▸ Assignment:
Once you have read the data below, set it all down again exactly.

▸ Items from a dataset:
....

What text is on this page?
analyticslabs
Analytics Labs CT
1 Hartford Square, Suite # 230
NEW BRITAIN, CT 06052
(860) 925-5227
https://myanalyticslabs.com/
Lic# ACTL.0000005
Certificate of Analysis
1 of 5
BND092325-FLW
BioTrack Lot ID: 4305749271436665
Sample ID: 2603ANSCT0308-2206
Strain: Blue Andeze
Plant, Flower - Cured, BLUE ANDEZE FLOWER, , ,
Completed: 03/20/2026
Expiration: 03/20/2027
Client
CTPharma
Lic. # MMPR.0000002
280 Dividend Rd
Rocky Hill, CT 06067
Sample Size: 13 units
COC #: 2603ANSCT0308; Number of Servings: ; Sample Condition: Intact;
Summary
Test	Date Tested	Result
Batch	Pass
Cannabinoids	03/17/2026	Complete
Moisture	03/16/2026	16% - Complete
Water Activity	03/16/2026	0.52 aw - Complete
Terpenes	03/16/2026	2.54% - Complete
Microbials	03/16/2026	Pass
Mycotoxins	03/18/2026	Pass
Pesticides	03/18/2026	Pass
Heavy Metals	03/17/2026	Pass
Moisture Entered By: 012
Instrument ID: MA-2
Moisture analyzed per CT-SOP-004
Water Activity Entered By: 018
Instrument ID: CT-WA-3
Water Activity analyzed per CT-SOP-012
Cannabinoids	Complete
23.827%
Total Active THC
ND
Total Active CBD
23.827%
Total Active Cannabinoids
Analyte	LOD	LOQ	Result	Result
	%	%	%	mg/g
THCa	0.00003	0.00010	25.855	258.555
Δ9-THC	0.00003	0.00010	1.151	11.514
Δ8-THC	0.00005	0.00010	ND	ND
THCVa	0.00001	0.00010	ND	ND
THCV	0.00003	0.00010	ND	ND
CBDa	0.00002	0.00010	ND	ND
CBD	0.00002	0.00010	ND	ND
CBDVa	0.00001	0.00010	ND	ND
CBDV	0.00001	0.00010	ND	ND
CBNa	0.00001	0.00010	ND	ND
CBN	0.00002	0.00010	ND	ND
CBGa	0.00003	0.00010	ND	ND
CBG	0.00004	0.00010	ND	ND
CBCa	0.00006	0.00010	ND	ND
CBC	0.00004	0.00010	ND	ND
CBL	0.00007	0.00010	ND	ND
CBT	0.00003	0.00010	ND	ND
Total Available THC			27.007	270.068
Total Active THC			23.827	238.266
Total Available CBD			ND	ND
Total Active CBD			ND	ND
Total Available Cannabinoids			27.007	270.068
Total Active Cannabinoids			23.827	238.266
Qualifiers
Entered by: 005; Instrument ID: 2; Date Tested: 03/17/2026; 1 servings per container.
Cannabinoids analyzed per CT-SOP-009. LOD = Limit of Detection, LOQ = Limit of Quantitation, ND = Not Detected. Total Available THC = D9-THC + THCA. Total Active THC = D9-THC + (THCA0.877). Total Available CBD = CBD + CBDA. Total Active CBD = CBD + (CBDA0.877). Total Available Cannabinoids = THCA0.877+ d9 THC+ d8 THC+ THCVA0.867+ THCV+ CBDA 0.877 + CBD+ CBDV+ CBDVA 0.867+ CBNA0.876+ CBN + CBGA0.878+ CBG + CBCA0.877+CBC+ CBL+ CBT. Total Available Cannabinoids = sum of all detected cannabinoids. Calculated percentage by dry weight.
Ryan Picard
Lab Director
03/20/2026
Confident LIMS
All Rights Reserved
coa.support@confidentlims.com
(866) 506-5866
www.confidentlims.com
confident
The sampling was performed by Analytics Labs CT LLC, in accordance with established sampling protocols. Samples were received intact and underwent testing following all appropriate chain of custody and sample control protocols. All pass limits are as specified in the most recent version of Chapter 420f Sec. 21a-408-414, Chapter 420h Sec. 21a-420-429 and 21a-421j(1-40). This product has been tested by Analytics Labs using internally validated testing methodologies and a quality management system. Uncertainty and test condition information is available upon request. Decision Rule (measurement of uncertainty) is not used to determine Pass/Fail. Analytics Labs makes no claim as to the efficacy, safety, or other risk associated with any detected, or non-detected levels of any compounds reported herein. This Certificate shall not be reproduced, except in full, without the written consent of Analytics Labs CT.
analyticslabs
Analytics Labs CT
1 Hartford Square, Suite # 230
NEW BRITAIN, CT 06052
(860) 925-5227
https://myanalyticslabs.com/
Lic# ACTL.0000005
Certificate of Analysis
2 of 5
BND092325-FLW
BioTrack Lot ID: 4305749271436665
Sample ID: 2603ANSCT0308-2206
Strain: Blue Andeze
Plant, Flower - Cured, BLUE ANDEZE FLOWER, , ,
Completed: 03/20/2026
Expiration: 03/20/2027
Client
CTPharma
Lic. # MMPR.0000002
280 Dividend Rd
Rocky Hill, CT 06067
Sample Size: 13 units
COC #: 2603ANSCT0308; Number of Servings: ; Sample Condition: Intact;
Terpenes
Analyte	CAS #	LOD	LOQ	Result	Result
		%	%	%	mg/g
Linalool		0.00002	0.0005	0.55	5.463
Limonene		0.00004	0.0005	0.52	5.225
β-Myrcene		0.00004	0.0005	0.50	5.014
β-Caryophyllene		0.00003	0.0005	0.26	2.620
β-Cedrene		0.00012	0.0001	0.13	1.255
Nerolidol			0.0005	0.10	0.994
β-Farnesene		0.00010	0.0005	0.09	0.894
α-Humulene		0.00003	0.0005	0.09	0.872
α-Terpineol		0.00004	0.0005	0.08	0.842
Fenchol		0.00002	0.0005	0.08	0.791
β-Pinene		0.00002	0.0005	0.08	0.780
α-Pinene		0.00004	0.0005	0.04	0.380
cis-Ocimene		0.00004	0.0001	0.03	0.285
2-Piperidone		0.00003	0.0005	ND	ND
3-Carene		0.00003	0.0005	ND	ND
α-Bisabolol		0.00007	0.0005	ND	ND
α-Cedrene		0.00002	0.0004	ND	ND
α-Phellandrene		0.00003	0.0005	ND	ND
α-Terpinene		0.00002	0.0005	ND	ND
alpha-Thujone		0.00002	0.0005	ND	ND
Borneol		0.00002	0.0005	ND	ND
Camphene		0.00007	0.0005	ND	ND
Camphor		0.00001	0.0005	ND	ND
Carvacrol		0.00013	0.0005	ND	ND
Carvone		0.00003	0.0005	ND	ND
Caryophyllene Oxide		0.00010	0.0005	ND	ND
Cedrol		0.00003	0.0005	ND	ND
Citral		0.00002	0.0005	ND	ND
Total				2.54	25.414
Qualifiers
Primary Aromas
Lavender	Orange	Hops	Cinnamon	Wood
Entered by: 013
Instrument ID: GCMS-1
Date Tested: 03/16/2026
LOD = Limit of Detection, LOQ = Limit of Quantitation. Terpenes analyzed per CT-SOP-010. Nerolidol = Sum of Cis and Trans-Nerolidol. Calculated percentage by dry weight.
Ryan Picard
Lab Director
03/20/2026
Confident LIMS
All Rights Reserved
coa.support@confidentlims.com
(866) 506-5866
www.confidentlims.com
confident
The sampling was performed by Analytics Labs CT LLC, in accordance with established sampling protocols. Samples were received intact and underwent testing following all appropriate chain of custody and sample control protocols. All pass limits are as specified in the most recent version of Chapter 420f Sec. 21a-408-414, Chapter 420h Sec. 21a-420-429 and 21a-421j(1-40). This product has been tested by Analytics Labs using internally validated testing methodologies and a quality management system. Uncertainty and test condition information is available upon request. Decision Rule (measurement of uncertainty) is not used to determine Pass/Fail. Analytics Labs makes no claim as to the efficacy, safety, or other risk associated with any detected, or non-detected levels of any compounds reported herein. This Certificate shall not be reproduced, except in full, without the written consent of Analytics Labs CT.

....

▸ Solution to this exercise:
What text is on this page?
analyticslabs
Analytics Labs CT
1 Hartford Square, Suite # 230
NEW BRITAIN, CT 06052
(860) 925-5227
https://myanalyticslabs.com/
Lic# ACTL.0000005
Certificate of Analysis
1 of 5
BND092325-FLW
BioTrack Lot ID: 4305749271436665
Sample ID: 2603ANSCT0308-2206
Strain: Blue Andeze
Plant, Flower - Cured, BLUE ANDEZE FLOWER, , ,
Completed: 03/20/2026
Expiration: 03/20/2027
Client
CTPharma
Lic. # MMPR.0000002
280 Dividend Rd
Rocky Hill, CT 06067
Sample Size: 13 units
COC #: 2603ANSCT0308; Number of Servings: ; Sample Condition: Intact;
Summary
Test	Date Tested	Result
Batch	Pass
Cannabinoids	03/17/2026	Complete
Moisture	03/16/2026	16% - Complete
Water Activity	03/16/2026	0.52 aw - Complete
Terpenes	03/16/2026	2.54% - Complete
Microbials	03/16/2026	Pass
Mycotoxins	03/18/2026	Pass
Pesticides	03/18/2026	Pass
Heavy Metals	03/17/2026	Pass
Moisture Entered By: 012
Instrument ID: MA-2
Moisture analyzed per CT-SOP-004
Water Activity Entered By: 018
Instrument ID: CT-WA-3
Water Activity analyzed per CT-SOP-012
Cannabinoids	Complete
23.827%
Total Active THC
ND
Total Active CBD
23.827%
Total Active Cannabinoids
Analyte	LOD	LOQ	Result	Result
	%	%	%	mg/g
THCa	0.00003	0.00010	25.855	258.555
Δ9-THC	0.00003	0.00010	1.151	11.514
Δ8-THC	0.00005	0.00010	ND	ND
THCVa	0.00001	0.00010	ND	ND
THCV	0.00003	0.00010	ND	ND
CBDa	0.00002	0.00010	ND	ND
CBD	0.00002	0.00010	ND	ND
CBDVa	0.00001	0.00010	ND	ND
CBDV	0.00001	0.00010	ND	ND
CBNa	0.00001	0.00010	ND	ND
CBN	0.00002	0.00010	ND	ND
CBGa	0.00003	0.00010	ND	ND
CBG	0.00004	0.00010	ND	ND
CBCa	0.00006	0.00010	ND	ND
CBC	0.00004	0.00010	ND	ND
CBL	0.00007	0.00010	ND	ND
CBT	0.00003	0.00010	ND	ND
Total Available THC			27.007	270.068
Total Active THC			23.827	238.266
Total Available CBD			ND	ND
Total Active CBD			ND	ND
Total Available Cannabinoids			27.007	270.068
Total Active Cannabinoids			23.827	238.266
Qualifiers
Entered by: 005; Instrument ID: 2; Date Tested: 03/17/2026; 1 servings per container.
Cannabinoids analyzed per CT-SOP-009. LOD = Limit of Detection, LOQ = Limit of Quantitation, ND = Not Detected. Total Available THC = D9-THC + THCA. Total Active THC = D9-THC + (THCA0.877). Total Available CBD = CBD + CBDA. Total Active CBD = CBD + (CBDA0.877). Total Available Cannabinoids = THCA0.877+ d9 THC+ d8 THC+ THCVA0.867+ THCV+ CBDA 0.877 + CBD+ CBDV+ CBDVA 0.867+ CBNA0.876+ CBN + CBGA0.878+ CBG + CBCA0.877+CBC+ CBL+ CBT. Total Available Cannabinoids = sum of all detected cannabinoids. Calculated percentage by dry weight.
Ryan Picard
Lab Director
03/20/2026
Confident LIMS
All Rights Reserved
coa.support@confidentlims.com
(866) 506-5866
www.confidentlims.com
confident
The sampling was performed by Analytics Labs CT LLC, in accordance with established sampling protocols. Samples were received intact and underwent testing following all appropriate chain of custody and sample control protocols. All pass limits are as specified in the most recent version of Chapter 420f Sec. 21a-408-414, Chapter 420h Sec. 21a-420-429 and 21a-421j(1-40). This product has been tested by Analytics Labs using internally validated testing methodologies and a quality management system. Uncertainty and test condition information is available upon request. Decision Rule (measurement of uncertainty) is not used to determine Pass/Fail. Analytics Labs makes no claim as to the efficacy, safety, or other risk associated with any detected, or non-detected levels of any compounds reported herein. This Certificate shall not be reproduced, except in full, without the written consent of Analytics Labs CT.
analyticslabs
Analytics Labs CT
1 Hartford Square, Suite # 230
NEW BRITAIN, CT 06052
(860) 925-5227
https://myanalyticslabs.com/
Lic# ACTL.0000005
Certificate of Analysis
2 of 5
BND092325-FLW
BioTrack Lot ID: 4305749271436665
Sample ID: 2603ANSCT0308-2206
Strain: Blue Andeze
Plant, Flower - Cured, BLUE ANDEZE FLOWER, , ,
Completed: 03/20/2026
Expiration: 03/20/2027
Client
CTPharma
Lic. # MMPR.0000002
280 Dividend Rd
Rocky Hill, CT 06067
Sample Size: 13 units
COC #: 2603ANSCT0308; Number of Servings: ; Sample Condition: Intact;
Terpenes
Analyte	CAS #	LOD	LOQ	Result	Result
		%	%	%	mg/g
Linalool		0.00002	0.0005	0.55	5.463
Limonene		0.00004	0.0005	0.52	5.225
β-Myrcene		0.00004	0.0005	0.50	5.014
β-Caryophyllene		0.00003	0.0005	0.26	2.620
β-Cedrene		0.00012	0.0001	0.13	1.255
Nerolidol			0.0005	0.10	0.994
β-Farnesene		0.00010	0.0005	0.09	0.894
α-Humulene		0.00003	0.0005	0.09	0.872
α-Terpineol		0.00004	0.0005	0.08	0.842
Fenchol		0.00002	0.0005	0.08	0.791
β-Pinene		0.00002	0.0005	0.08	0.780
α-Pinene		0.00004	0.0005	0.04	0.380
cis-Ocimene		0.00004	0.0001	0.03	0.285
2-Piperidone		0.00003	0.0005	ND	ND
3-Carene		0.00003	0.0005	ND	ND
α-Bisabolol		0.00007	0.0005	ND	ND
α-Cedrene		0.00002	0.0004	ND	ND
α-Phellandrene		0.00003	0.0005	ND	ND
α-Terpinene		0.00002	0.0005	ND	ND
alpha-Thujone		0.00002	0.0005	ND	ND
Borneol		0.00002	0.0005	ND	ND
Camphene		0.00007	0.0005	ND	ND
Camphor		0.00001	0.0005	ND	ND
Carvacrol		0.00013	0.0005	ND	ND
Carvone		0.00003	0.0005	ND	ND
Caryophyllene Oxide		0.00010	0.0005	ND	ND
Cedrol		0.00003	0.0005	ND	ND
Citral		0.00002	0.0005	ND	ND
Total				2.54	25.414
Qualifiers
Primary Aromas
Lavender	Orange	Hops	Cinnamon	Wood
Entered by: 013
Instrument ID: GCMS-1
Date Tested: 03/16/2026
LOD = Limit of Detection, LOQ = Limit of Quantitation. Terpenes analyzed per CT-SOP-010. Nerolidol = Sum of Cis and Trans-Nerolidol. Calculated percentage by dry weight.
Ryan Picard
Lab Director
03/20/2026
Confident LIMS
All Rights Reserved
coa.support@confidentlims.com
(866) 506-5866
www.confidentlims.com
confident
The sampling was performed by Analytics Labs CT LLC, in accordance with established sampling protocols. Samples were received intact and underwent testing following all appropriate chain of custody and sample control protocols. All pass limits are as specified in the most recent version of Chapter 420f Sec. 21a-408-414, Chapter 420h Sec. 21a-420-429 and 21a-421j(1-40). This product has been tested by Analytics Labs using internally validated testing methodologies and a quality management system. Uncertainty and test condition information is available upon request. Decision Rule (measurement of uncertainty) is not used to determine Pass/Fail. Analytics Labs makes no claim as to the efficacy, safety, or other risk associated with any detected, or non-detected levels of any compounds reported herein. This Certificate shall not be reproduced, except in full, without the written consent of Analytics Labs CT.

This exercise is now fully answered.